-- start Input material --
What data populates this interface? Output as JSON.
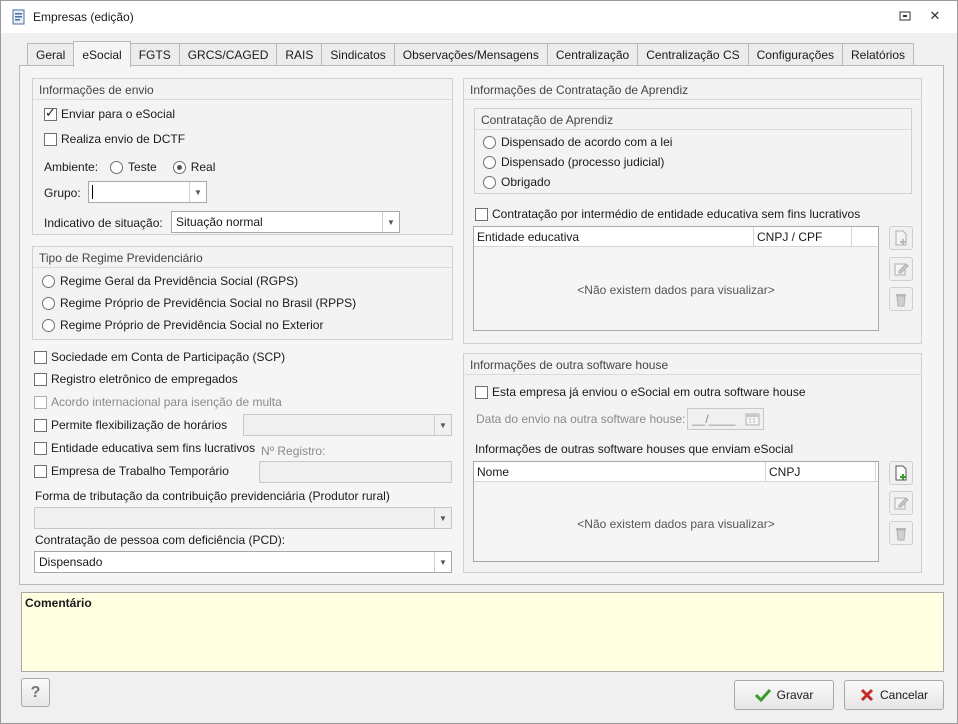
{
  "window": {
    "title": "Empresas (edição)"
  },
  "tabs": [
    "Geral",
    "eSocial",
    "FGTS",
    "GRCS/CAGED",
    "RAIS",
    "Sindicatos",
    "Observações/Mensagens",
    "Centralização",
    "Centralização CS",
    "Configurações",
    "Relatórios"
  ],
  "active_tab": "eSocial",
  "envio": {
    "title": "Informações de envio",
    "enviar_esocial": {
      "label": "Enviar para o eSocial",
      "checked": true
    },
    "dctf": {
      "label": "Realiza envio de DCTF",
      "checked": false
    },
    "ambiente_label": "Ambiente:",
    "ambiente_teste": "Teste",
    "ambiente_real": "Real",
    "ambiente_selected": "Real",
    "grupo_label": "Grupo:",
    "grupo_value": "",
    "situacao_label": "Indicativo de situação:",
    "situacao_value": "Situação normal"
  },
  "regime": {
    "title": "Tipo de Regime Previdenciário",
    "options": [
      "Regime Geral da Previdência Social (RGPS)",
      "Regime Próprio de Previdência Social no Brasil (RPPS)",
      "Regime Próprio de Previdência Social no Exterior"
    ]
  },
  "options": {
    "scp": "Sociedade em Conta de Participação (SCP)",
    "registro_eletronico": "Registro eletrônico de empregados",
    "acordo_internacional": "Acordo internacional para isenção de multa",
    "flexibilizacao": "Permite flexibilização de horários",
    "entidade_educativa": "Entidade educativa sem fins lucrativos",
    "registro_label": "Nº Registro:",
    "trabalho_temporario": "Empresa de Trabalho Temporário",
    "tributacao_label": "Forma de tributação da contribuição previdenciária (Produtor rural)",
    "tributacao_value": "",
    "pcd_label": "Contratação de pessoa com deficiência (PCD):",
    "pcd_value": "Dispensado"
  },
  "aprendiz": {
    "title": "Informações de Contratação de Aprendiz",
    "sub_title": "Contratação de Aprendiz",
    "options": [
      "Dispensado de acordo com a lei",
      "Dispensado (processo judicial)",
      "Obrigado"
    ],
    "intermedio_label": "Contratação por intermédio de entidade educativa sem fins lucrativos",
    "columns": [
      "Entidade educativa",
      "CNPJ / CPF"
    ],
    "empty": "<Não existem dados para visualizar>"
  },
  "software_house": {
    "title": "Informações de outra software house",
    "enviou_label": "Esta empresa já enviou o eSocial em outra software house",
    "data_label": "Data do envio na outra software house:",
    "data_value": "__/____",
    "outras_label": "Informações de outras software houses que enviam eSocial",
    "columns": [
      "Nome",
      "CNPJ"
    ],
    "empty": "<Não existem dados para visualizar>"
  },
  "comment": {
    "label": "Comentário"
  },
  "footer": {
    "help": "?",
    "save": "Gravar",
    "cancel": "Cancelar"
  },
  "colors": {
    "accent_green": "#3a9a2a",
    "cancel_red": "#c62828",
    "comment_bg": "#ffffe1"
  }
}
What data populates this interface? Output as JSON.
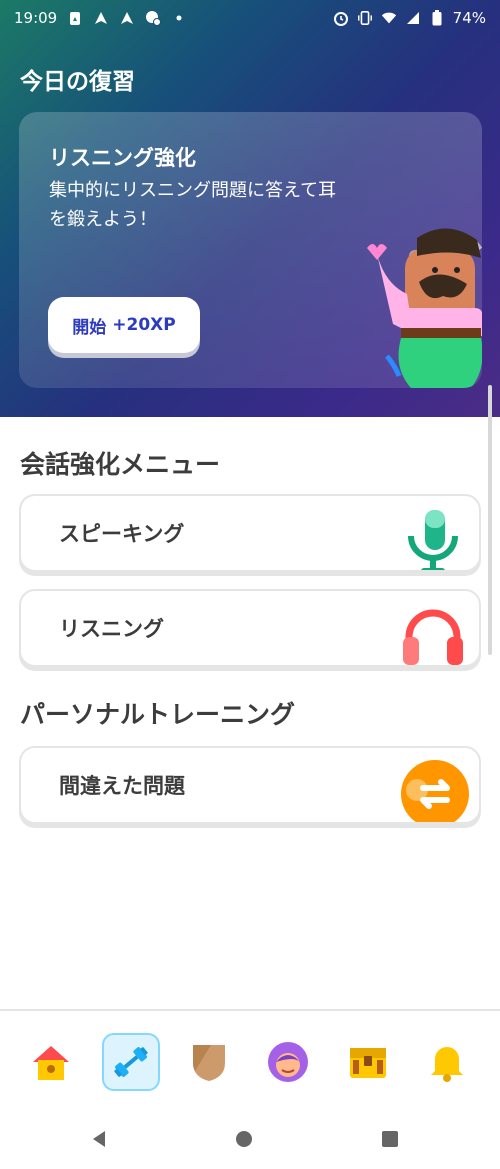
{
  "status_bar": {
    "time": "19:09",
    "battery": "74%",
    "icons": [
      "gallery-icon",
      "nav-icon",
      "nav-icon",
      "dnd-icon",
      "dot-icon",
      "alarm-icon",
      "vibrate-icon",
      "wifi-icon",
      "signal-icon",
      "battery-icon"
    ]
  },
  "hero": {
    "title": "今日の復習",
    "card_title": "リスニング強化",
    "card_desc": "集中的にリスニング問題に答えて耳を鍛えよう！",
    "start_label": "開始",
    "start_xp": "+20XP"
  },
  "sections": {
    "conversation": "会話強化メニュー",
    "personal": "パーソナルトレーニング"
  },
  "menu": {
    "speaking": "スピーキング",
    "listening": "リスニング",
    "mistakes": "間違えた問題"
  },
  "nav": {
    "items": [
      "home-icon",
      "practice-icon",
      "league-icon",
      "profile-icon",
      "shop-icon",
      "notification-icon"
    ],
    "active": "practice"
  },
  "colors": {
    "accent_blue": "#2d3bbf",
    "active_tab_bg": "#ddf4ff",
    "active_tab_border": "#84d8ff",
    "speaking_green": "#1fb58a",
    "listening_red": "#ff4b4b",
    "mistakes_orange": "#ff9600"
  }
}
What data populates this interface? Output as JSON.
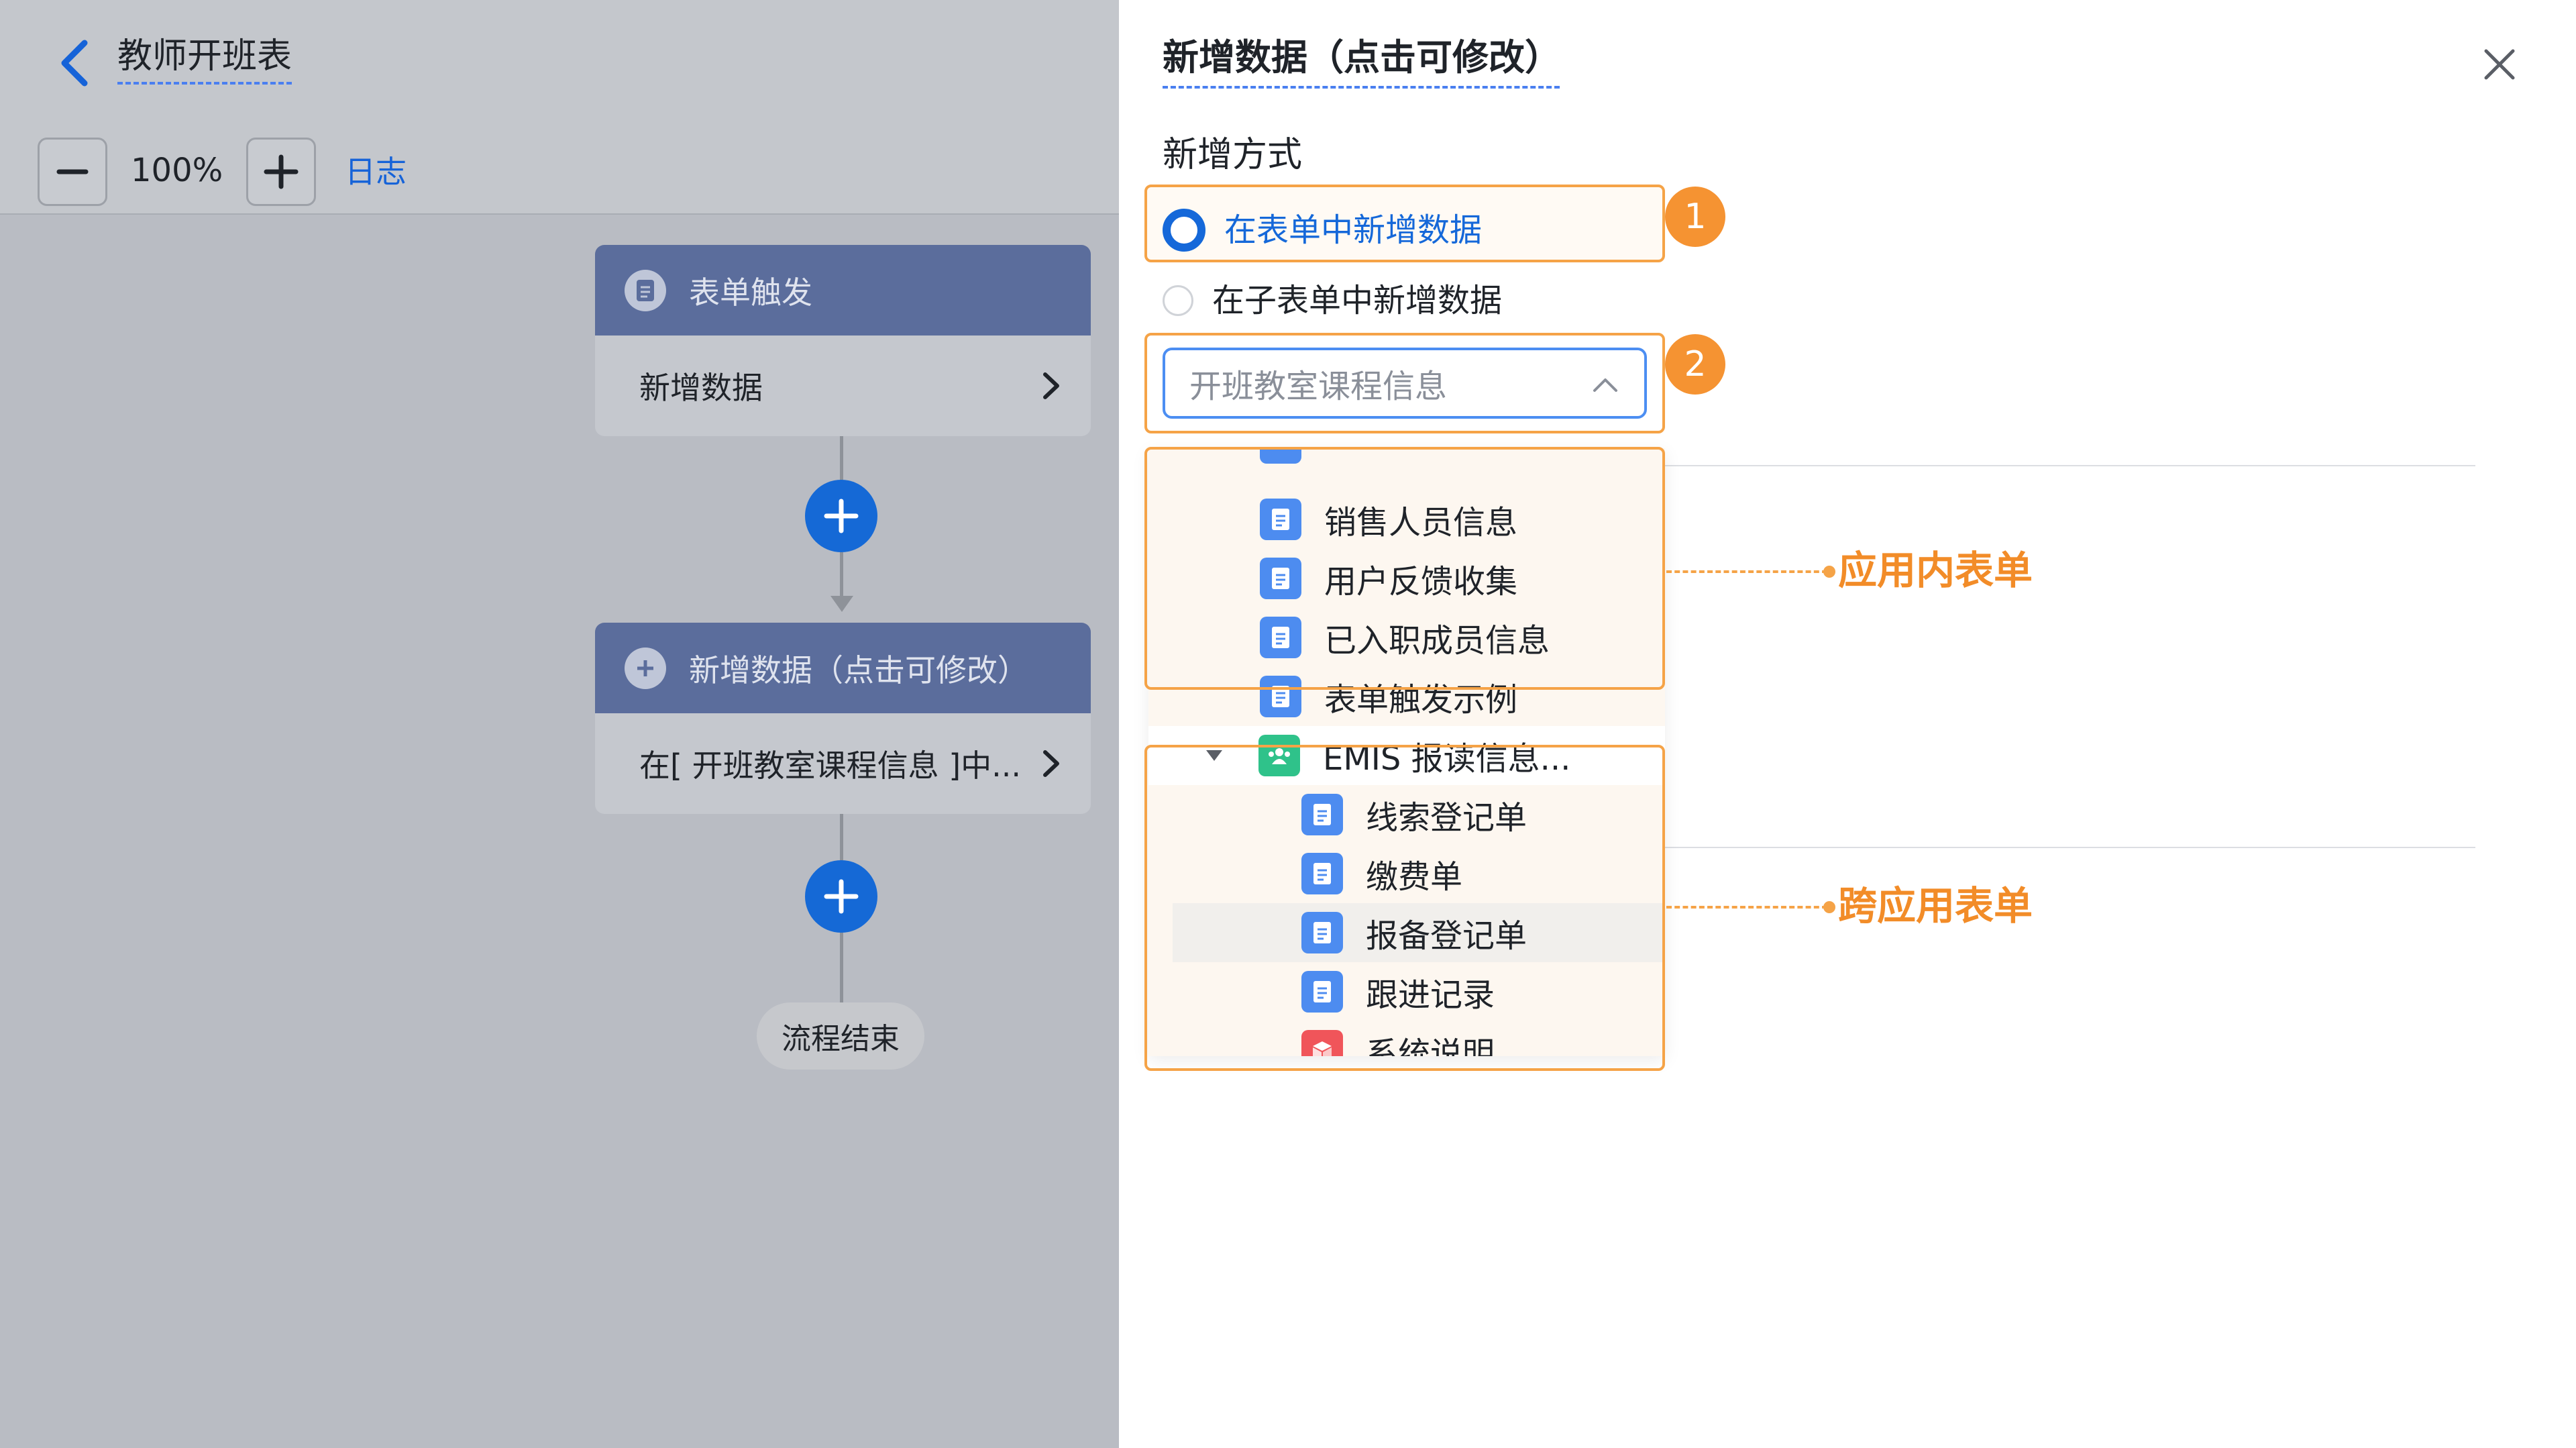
{
  "header": {
    "title": "教师开班表"
  },
  "toolbar": {
    "zoom": "100%",
    "log_label": "日志"
  },
  "flow": {
    "trigger_node": {
      "title": "表单触发",
      "body": "新增数据"
    },
    "action_node": {
      "title": "新增数据（点击可修改）",
      "body": "在[ 开班教室课程信息 ]中..."
    },
    "end_label": "流程结束"
  },
  "panel": {
    "title": "新增数据（点击可修改）",
    "method_label": "新增方式",
    "options": [
      {
        "label": "在表单中新增数据",
        "selected": true
      },
      {
        "label": "在子表单中新增数据",
        "selected": false
      }
    ],
    "select_value": "开班教室课程信息",
    "badges": [
      "1",
      "2"
    ]
  },
  "dropdown": {
    "app_forms": [
      "销售人员信息",
      "用户反馈收集",
      "已入职成员信息",
      "表单触发示例"
    ],
    "group_label": "EMIS 报读信息...",
    "cross_app_forms": [
      "线索登记单",
      "缴费单",
      "报备登记单",
      "跟进记录",
      "系统说明"
    ]
  },
  "annotations": {
    "in_app": "应用内表单",
    "cross_app": "跨应用表单"
  },
  "colors": {
    "accent": "#1568d9",
    "highlight": "#f5a347",
    "badge": "#f59332",
    "annotation_text": "#f28c28",
    "node_header": "#5b6d9c",
    "canvas_overlay": "#b9bcc3"
  }
}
-- end Input material --
§ **What the task asks**
Copy out the listing exactly as it stands, but not the pictures.

§ **Answer below**
What data populates this interface? Output as JSON.
{
  "window": {
    "title": "Empresas (edição)"
  },
  "tabs": [
    "Geral",
    "eSocial",
    "FGTS",
    "GRCS/CAGED",
    "RAIS",
    "Sindicatos",
    "Observações/Mensagens",
    "Centralização",
    "Centralização CS",
    "Configurações",
    "Relatórios"
  ],
  "active_tab": "eSocial",
  "envio": {
    "title": "Informações de envio",
    "enviar_esocial": {
      "label": "Enviar para o eSocial",
      "checked": true
    },
    "dctf": {
      "label": "Realiza envio de DCTF",
      "checked": false
    },
    "ambiente_label": "Ambiente:",
    "ambiente_teste": "Teste",
    "ambiente_real": "Real",
    "ambiente_selected": "Real",
    "grupo_label": "Grupo:",
    "grupo_value": "",
    "situacao_label": "Indicativo de situação:",
    "situacao_value": "Situação normal"
  },
  "regime": {
    "title": "Tipo de Regime Previdenciário",
    "options": [
      "Regime Geral da Previdência Social (RGPS)",
      "Regime Próprio de Previdência Social no Brasil (RPPS)",
      "Regime Próprio de Previdência Social no Exterior"
    ]
  },
  "options": {
    "scp": "Sociedade em Conta de Participação (SCP)",
    "registro_eletronico": "Registro eletrônico de empregados",
    "acordo_internacional": "Acordo internacional para isenção de multa",
    "flexibilizacao": "Permite flexibilização de horários",
    "entidade_educativa": "Entidade educativa sem fins lucrativos",
    "registro_label": "Nº Registro:",
    "trabalho_temporario": "Empresa de Trabalho Temporário",
    "tributacao_label": "Forma de tributação da contribuição previdenciária (Produtor rural)",
    "tributacao_value": "",
    "pcd_label": "Contratação de pessoa com deficiência (PCD):",
    "pcd_value": "Dispensado"
  },
  "aprendiz": {
    "title": "Informações de Contratação de Aprendiz",
    "sub_title": "Contratação de Aprendiz",
    "options": [
      "Dispensado de acordo com a lei",
      "Dispensado (processo judicial)",
      "Obrigado"
    ],
    "intermedio_label": "Contratação por intermédio de entidade educativa sem fins lucrativos",
    "columns": [
      "Entidade educativa",
      "CNPJ / CPF"
    ],
    "empty": "<Não existem dados para visualizar>"
  },
  "software_house": {
    "title": "Informações de outra software house",
    "enviou_label": "Esta empresa já enviou o eSocial em outra software house",
    "data_label": "Data do envio na outra software house:",
    "data_value": "__/____",
    "outras_label": "Informações de outras software houses que enviam eSocial",
    "columns": [
      "Nome",
      "CNPJ"
    ],
    "empty": "<Não existem dados para visualizar>"
  },
  "comment": {
    "label": "Comentário"
  },
  "footer": {
    "help": "?",
    "save": "Gravar",
    "cancel": "Cancelar"
  },
  "colors": {
    "accent_green": "#3a9a2a",
    "cancel_red": "#c62828",
    "comment_bg": "#ffffe1"
  }
}
What data populates this interface? Output as JSON.
{
  "status_bar": {
    "time": "19:09",
    "battery": "74%",
    "icons": [
      "gallery-icon",
      "nav-icon",
      "nav-icon",
      "dnd-icon",
      "dot-icon",
      "alarm-icon",
      "vibrate-icon",
      "wifi-icon",
      "signal-icon",
      "battery-icon"
    ]
  },
  "hero": {
    "title": "今日の復習",
    "card_title": "リスニング強化",
    "card_desc": "集中的にリスニング問題に答えて耳を鍛えよう！",
    "start_label": "開始",
    "start_xp": "+20XP"
  },
  "sections": {
    "conversation": "会話強化メニュー",
    "personal": "パーソナルトレーニング"
  },
  "menu": {
    "speaking": "スピーキング",
    "listening": "リスニング",
    "mistakes": "間違えた問題"
  },
  "nav": {
    "items": [
      "home-icon",
      "practice-icon",
      "league-icon",
      "profile-icon",
      "shop-icon",
      "notification-icon"
    ],
    "active": "practice"
  },
  "colors": {
    "accent_blue": "#2d3bbf",
    "active_tab_bg": "#ddf4ff",
    "active_tab_border": "#84d8ff",
    "speaking_green": "#1fb58a",
    "listening_red": "#ff4b4b",
    "mistakes_orange": "#ff9600"
  }
}
What data populates this interface? Output as JSON.
{
  "header": {
    "title": "教师开班表"
  },
  "toolbar": {
    "zoom": "100%",
    "log_label": "日志"
  },
  "flow": {
    "trigger_node": {
      "title": "表单触发",
      "body": "新增数据"
    },
    "action_node": {
      "title": "新增数据（点击可修改）",
      "body": "在[ 开班教室课程信息 ]中..."
    },
    "end_label": "流程结束"
  },
  "panel": {
    "title": "新增数据（点击可修改）",
    "method_label": "新增方式",
    "options": [
      {
        "label": "在表单中新增数据",
        "selected": true
      },
      {
        "label": "在子表单中新增数据",
        "selected": false
      }
    ],
    "select_value": "开班教室课程信息",
    "badges": [
      "1",
      "2"
    ]
  },
  "dropdown": {
    "app_forms": [
      "销售人员信息",
      "用户反馈收集",
      "已入职成员信息",
      "表单触发示例"
    ],
    "group_label": "EMIS 报读信息...",
    "cross_app_forms": [
      "线索登记单",
      "缴费单",
      "报备登记单",
      "跟进记录",
      "系统说明"
    ]
  },
  "annotations": {
    "in_app": "应用内表单",
    "cross_app": "跨应用表单"
  },
  "colors": {
    "accent": "#1568d9",
    "highlight": "#f5a347",
    "badge": "#f59332",
    "annotation_text": "#f28c28",
    "node_header": "#5b6d9c",
    "canvas_overlay": "#b9bcc3"
  }
}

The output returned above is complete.